(PROBLEM REQUIREMENTS) Copy all the data exactly, except the pictures.

(RECORDS PROVIDED)
┄┄┄┄┄┄┄┄┄┄
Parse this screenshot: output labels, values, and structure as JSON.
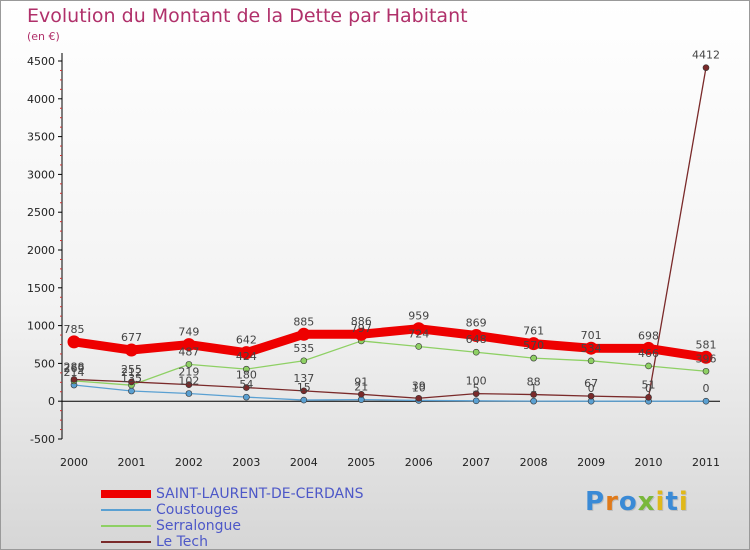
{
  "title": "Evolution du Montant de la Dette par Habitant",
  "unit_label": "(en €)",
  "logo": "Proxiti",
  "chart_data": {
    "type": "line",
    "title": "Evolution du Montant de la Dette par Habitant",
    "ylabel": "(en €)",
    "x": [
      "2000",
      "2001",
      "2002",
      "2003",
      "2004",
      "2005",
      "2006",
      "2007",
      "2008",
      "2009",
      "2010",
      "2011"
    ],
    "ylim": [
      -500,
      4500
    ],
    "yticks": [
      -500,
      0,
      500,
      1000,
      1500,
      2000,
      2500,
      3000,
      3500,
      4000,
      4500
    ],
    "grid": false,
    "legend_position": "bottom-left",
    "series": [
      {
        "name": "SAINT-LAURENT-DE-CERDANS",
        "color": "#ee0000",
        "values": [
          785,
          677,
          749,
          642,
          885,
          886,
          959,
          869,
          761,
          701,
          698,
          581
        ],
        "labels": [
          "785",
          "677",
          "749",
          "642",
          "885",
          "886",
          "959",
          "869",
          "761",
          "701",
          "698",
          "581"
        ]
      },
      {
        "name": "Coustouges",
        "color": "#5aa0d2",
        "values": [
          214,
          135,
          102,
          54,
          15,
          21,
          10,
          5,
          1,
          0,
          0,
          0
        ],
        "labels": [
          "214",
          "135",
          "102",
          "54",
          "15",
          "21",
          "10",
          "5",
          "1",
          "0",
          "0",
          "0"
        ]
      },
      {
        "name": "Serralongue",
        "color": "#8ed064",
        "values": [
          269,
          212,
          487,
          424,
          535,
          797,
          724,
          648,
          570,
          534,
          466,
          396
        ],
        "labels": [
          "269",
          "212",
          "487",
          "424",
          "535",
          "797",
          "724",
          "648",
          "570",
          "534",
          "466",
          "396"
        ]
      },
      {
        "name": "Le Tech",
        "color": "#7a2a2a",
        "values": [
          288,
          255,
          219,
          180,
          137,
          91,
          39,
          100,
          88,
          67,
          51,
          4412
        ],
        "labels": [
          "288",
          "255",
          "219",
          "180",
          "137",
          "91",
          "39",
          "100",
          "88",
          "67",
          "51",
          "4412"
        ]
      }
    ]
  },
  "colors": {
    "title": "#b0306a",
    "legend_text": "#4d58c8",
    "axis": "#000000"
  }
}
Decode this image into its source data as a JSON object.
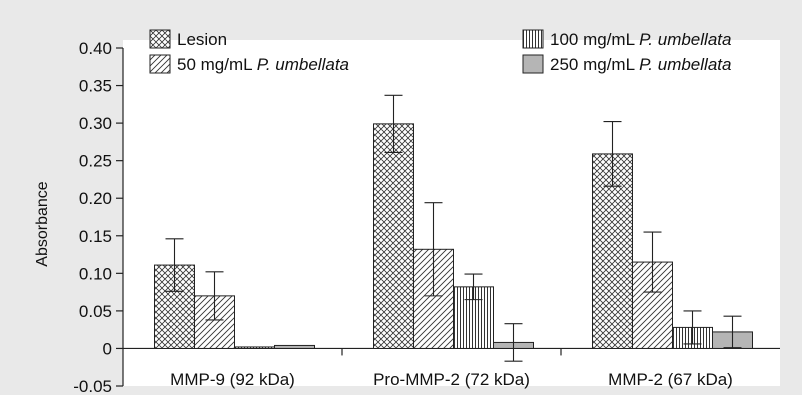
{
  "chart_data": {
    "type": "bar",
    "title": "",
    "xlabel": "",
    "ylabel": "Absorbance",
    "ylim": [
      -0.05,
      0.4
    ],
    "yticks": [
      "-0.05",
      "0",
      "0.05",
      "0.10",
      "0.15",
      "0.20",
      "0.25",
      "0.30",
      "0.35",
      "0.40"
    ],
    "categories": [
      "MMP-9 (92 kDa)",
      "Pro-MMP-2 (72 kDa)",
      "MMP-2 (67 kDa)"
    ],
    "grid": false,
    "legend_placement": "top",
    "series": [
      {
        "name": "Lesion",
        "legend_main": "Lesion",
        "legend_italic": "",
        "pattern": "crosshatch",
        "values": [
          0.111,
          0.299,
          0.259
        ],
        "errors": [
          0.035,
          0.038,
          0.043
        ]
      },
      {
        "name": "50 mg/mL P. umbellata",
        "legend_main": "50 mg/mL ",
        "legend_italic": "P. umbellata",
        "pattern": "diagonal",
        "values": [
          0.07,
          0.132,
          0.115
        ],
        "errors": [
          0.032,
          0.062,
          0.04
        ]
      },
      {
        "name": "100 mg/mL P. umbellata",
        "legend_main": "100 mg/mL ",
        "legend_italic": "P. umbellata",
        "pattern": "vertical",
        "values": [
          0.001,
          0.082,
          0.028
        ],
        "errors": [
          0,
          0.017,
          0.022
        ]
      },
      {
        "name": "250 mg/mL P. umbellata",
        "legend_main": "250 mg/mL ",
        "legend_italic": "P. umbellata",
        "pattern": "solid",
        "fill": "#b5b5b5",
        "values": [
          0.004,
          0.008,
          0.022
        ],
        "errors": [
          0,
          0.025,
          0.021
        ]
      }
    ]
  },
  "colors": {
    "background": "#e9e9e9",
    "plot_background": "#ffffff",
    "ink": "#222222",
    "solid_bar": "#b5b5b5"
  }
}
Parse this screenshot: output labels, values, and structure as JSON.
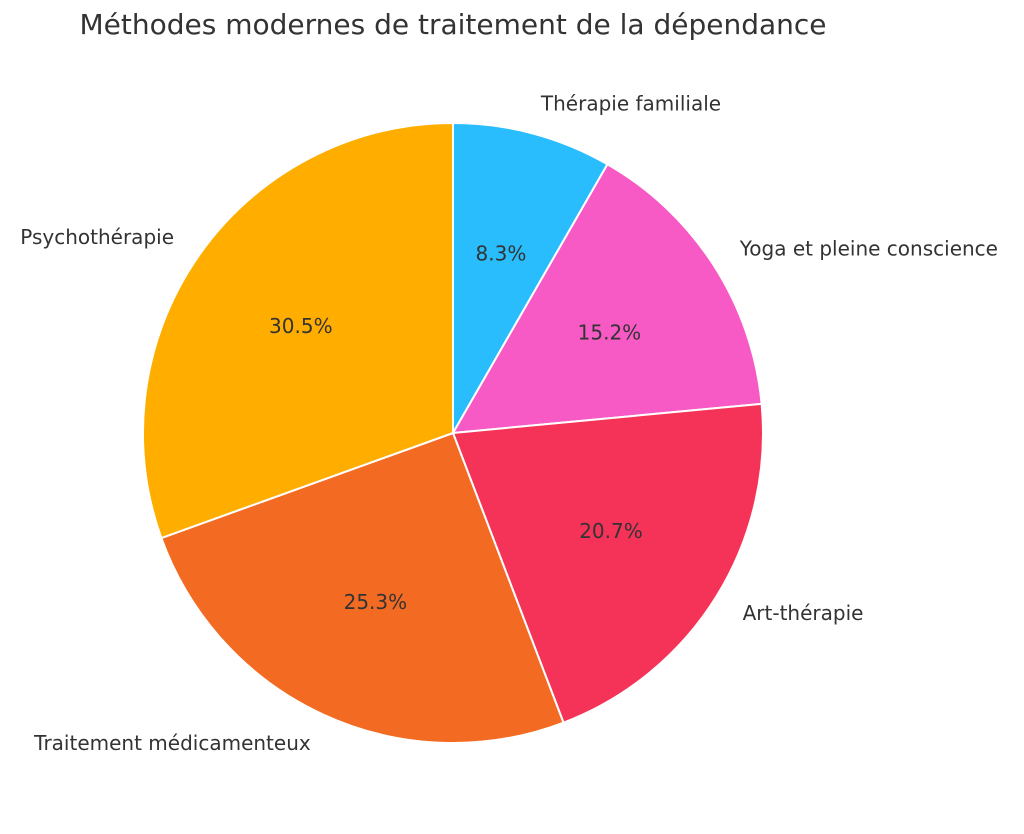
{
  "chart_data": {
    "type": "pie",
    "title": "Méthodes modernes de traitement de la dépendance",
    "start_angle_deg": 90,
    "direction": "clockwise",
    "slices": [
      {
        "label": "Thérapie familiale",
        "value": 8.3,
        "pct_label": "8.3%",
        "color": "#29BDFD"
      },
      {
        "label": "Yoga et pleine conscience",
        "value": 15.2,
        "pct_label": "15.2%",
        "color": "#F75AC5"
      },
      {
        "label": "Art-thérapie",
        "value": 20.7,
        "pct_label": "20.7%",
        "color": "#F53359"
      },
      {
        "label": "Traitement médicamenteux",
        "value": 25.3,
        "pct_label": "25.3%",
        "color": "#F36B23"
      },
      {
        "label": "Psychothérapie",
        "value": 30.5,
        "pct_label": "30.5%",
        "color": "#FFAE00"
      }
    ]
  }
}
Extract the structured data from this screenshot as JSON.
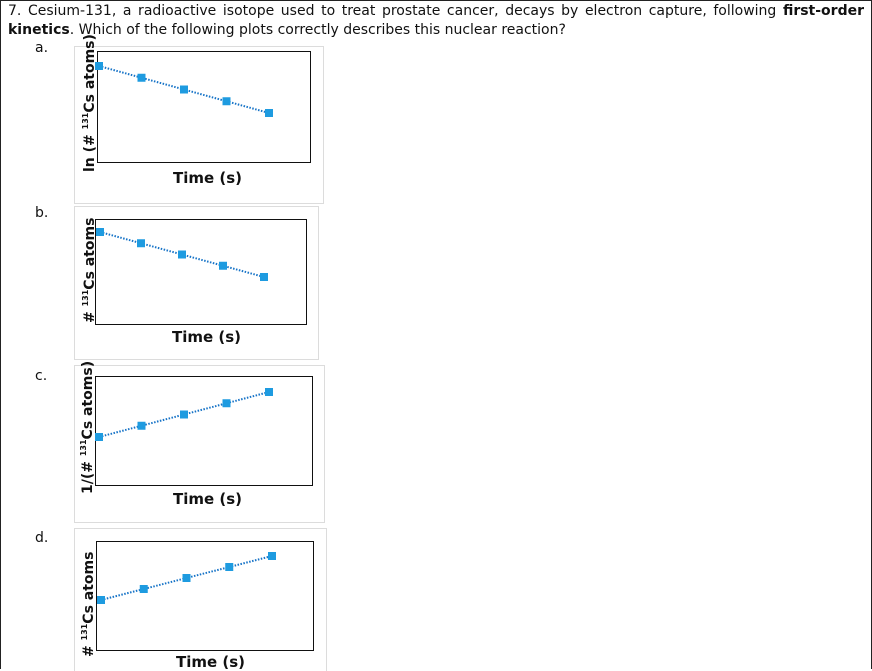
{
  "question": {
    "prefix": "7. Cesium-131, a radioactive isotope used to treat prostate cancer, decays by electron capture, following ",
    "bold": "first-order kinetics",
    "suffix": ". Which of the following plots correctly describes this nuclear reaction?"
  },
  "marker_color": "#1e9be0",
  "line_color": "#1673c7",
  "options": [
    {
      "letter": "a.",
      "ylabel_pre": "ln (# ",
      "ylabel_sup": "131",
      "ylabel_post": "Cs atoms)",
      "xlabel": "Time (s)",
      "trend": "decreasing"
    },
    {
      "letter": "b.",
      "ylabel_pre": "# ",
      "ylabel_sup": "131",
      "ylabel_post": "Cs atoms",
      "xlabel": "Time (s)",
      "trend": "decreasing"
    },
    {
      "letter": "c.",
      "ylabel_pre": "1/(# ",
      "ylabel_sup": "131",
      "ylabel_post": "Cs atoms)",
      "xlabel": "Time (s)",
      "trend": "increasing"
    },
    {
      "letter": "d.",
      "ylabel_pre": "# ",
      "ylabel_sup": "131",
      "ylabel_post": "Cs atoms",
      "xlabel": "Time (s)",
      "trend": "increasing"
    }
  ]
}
┄┄┄┄┄┄┄┄┄┄
(FULL RESPONSE)
Parse this screenshot: output labels, values, and structure as JSON.
{
  "title": "Evolution du Montant de la Dette par Habitant",
  "unit_label": "(en €)",
  "logo": "Proxiti",
  "chart_data": {
    "type": "line",
    "title": "Evolution du Montant de la Dette par Habitant",
    "ylabel": "(en €)",
    "x": [
      "2000",
      "2001",
      "2002",
      "2003",
      "2004",
      "2005",
      "2006",
      "2007",
      "2008",
      "2009",
      "2010",
      "2011"
    ],
    "ylim": [
      -500,
      4500
    ],
    "yticks": [
      -500,
      0,
      500,
      1000,
      1500,
      2000,
      2500,
      3000,
      3500,
      4000,
      4500
    ],
    "grid": false,
    "legend_position": "bottom-left",
    "series": [
      {
        "name": "SAINT-LAURENT-DE-CERDANS",
        "color": "#ee0000",
        "values": [
          785,
          677,
          749,
          642,
          885,
          886,
          959,
          869,
          761,
          701,
          698,
          581
        ],
        "labels": [
          "785",
          "677",
          "749",
          "642",
          "885",
          "886",
          "959",
          "869",
          "761",
          "701",
          "698",
          "581"
        ]
      },
      {
        "name": "Coustouges",
        "color": "#5aa0d2",
        "values": [
          214,
          135,
          102,
          54,
          15,
          21,
          10,
          5,
          1,
          0,
          0,
          0
        ],
        "labels": [
          "214",
          "135",
          "102",
          "54",
          "15",
          "21",
          "10",
          "5",
          "1",
          "0",
          "0",
          "0"
        ]
      },
      {
        "name": "Serralongue",
        "color": "#8ed064",
        "values": [
          269,
          212,
          487,
          424,
          535,
          797,
          724,
          648,
          570,
          534,
          466,
          396
        ],
        "labels": [
          "269",
          "212",
          "487",
          "424",
          "535",
          "797",
          "724",
          "648",
          "570",
          "534",
          "466",
          "396"
        ]
      },
      {
        "name": "Le Tech",
        "color": "#7a2a2a",
        "values": [
          288,
          255,
          219,
          180,
          137,
          91,
          39,
          100,
          88,
          67,
          51,
          4412
        ],
        "labels": [
          "288",
          "255",
          "219",
          "180",
          "137",
          "91",
          "39",
          "100",
          "88",
          "67",
          "51",
          "4412"
        ]
      }
    ]
  },
  "colors": {
    "title": "#b0306a",
    "legend_text": "#4d58c8",
    "axis": "#000000"
  }
}
Decode this image into its source data as a JSON object.
{
  "chart_data": {
    "type": "bar",
    "title": "",
    "xlabel": "",
    "ylabel": "Absorbance",
    "ylim": [
      -0.05,
      0.4
    ],
    "yticks": [
      "-0.05",
      "0",
      "0.05",
      "0.10",
      "0.15",
      "0.20",
      "0.25",
      "0.30",
      "0.35",
      "0.40"
    ],
    "categories": [
      "MMP-9 (92 kDa)",
      "Pro-MMP-2 (72 kDa)",
      "MMP-2 (67 kDa)"
    ],
    "grid": false,
    "legend_placement": "top",
    "series": [
      {
        "name": "Lesion",
        "legend_main": "Lesion",
        "legend_italic": "",
        "pattern": "crosshatch",
        "values": [
          0.111,
          0.299,
          0.259
        ],
        "errors": [
          0.035,
          0.038,
          0.043
        ]
      },
      {
        "name": "50 mg/mL P. umbellata",
        "legend_main": "50 mg/mL ",
        "legend_italic": "P. umbellata",
        "pattern": "diagonal",
        "values": [
          0.07,
          0.132,
          0.115
        ],
        "errors": [
          0.032,
          0.062,
          0.04
        ]
      },
      {
        "name": "100 mg/mL P. umbellata",
        "legend_main": "100 mg/mL ",
        "legend_italic": "P. umbellata",
        "pattern": "vertical",
        "values": [
          0.001,
          0.082,
          0.028
        ],
        "errors": [
          0,
          0.017,
          0.022
        ]
      },
      {
        "name": "250 mg/mL P. umbellata",
        "legend_main": "250 mg/mL ",
        "legend_italic": "P. umbellata",
        "pattern": "solid",
        "fill": "#b5b5b5",
        "values": [
          0.004,
          0.008,
          0.022
        ],
        "errors": [
          0,
          0.025,
          0.021
        ]
      }
    ]
  },
  "colors": {
    "background": "#e9e9e9",
    "plot_background": "#ffffff",
    "ink": "#222222",
    "solid_bar": "#b5b5b5"
  }
}
Parse this screenshot: output labels, values, and structure as JSON.
{
  "chart_data": {
    "type": "pie",
    "title": "Méthodes modernes de traitement de la dépendance",
    "start_angle_deg": 90,
    "direction": "clockwise",
    "slices": [
      {
        "label": "Thérapie familiale",
        "value": 8.3,
        "pct_label": "8.3%",
        "color": "#29BDFD"
      },
      {
        "label": "Yoga et pleine conscience",
        "value": 15.2,
        "pct_label": "15.2%",
        "color": "#F75AC5"
      },
      {
        "label": "Art-thérapie",
        "value": 20.7,
        "pct_label": "20.7%",
        "color": "#F53359"
      },
      {
        "label": "Traitement médicamenteux",
        "value": 25.3,
        "pct_label": "25.3%",
        "color": "#F36B23"
      },
      {
        "label": "Psychothérapie",
        "value": 30.5,
        "pct_label": "30.5%",
        "color": "#FFAE00"
      }
    ]
  }
}
Extract the structured data from this screenshot as JSON.
{
  "question": {
    "prefix": "7. Cesium-131, a radioactive isotope used to treat prostate cancer, decays by electron capture, following ",
    "bold": "first-order kinetics",
    "suffix": ". Which of the following plots correctly describes this nuclear reaction?"
  },
  "marker_color": "#1e9be0",
  "line_color": "#1673c7",
  "options": [
    {
      "letter": "a.",
      "ylabel_pre": "ln (# ",
      "ylabel_sup": "131",
      "ylabel_post": "Cs atoms)",
      "xlabel": "Time (s)",
      "trend": "decreasing"
    },
    {
      "letter": "b.",
      "ylabel_pre": "# ",
      "ylabel_sup": "131",
      "ylabel_post": "Cs atoms",
      "xlabel": "Time (s)",
      "trend": "decreasing"
    },
    {
      "letter": "c.",
      "ylabel_pre": "1/(# ",
      "ylabel_sup": "131",
      "ylabel_post": "Cs atoms)",
      "xlabel": "Time (s)",
      "trend": "increasing"
    },
    {
      "letter": "d.",
      "ylabel_pre": "# ",
      "ylabel_sup": "131",
      "ylabel_post": "Cs atoms",
      "xlabel": "Time (s)",
      "trend": "increasing"
    }
  ]
}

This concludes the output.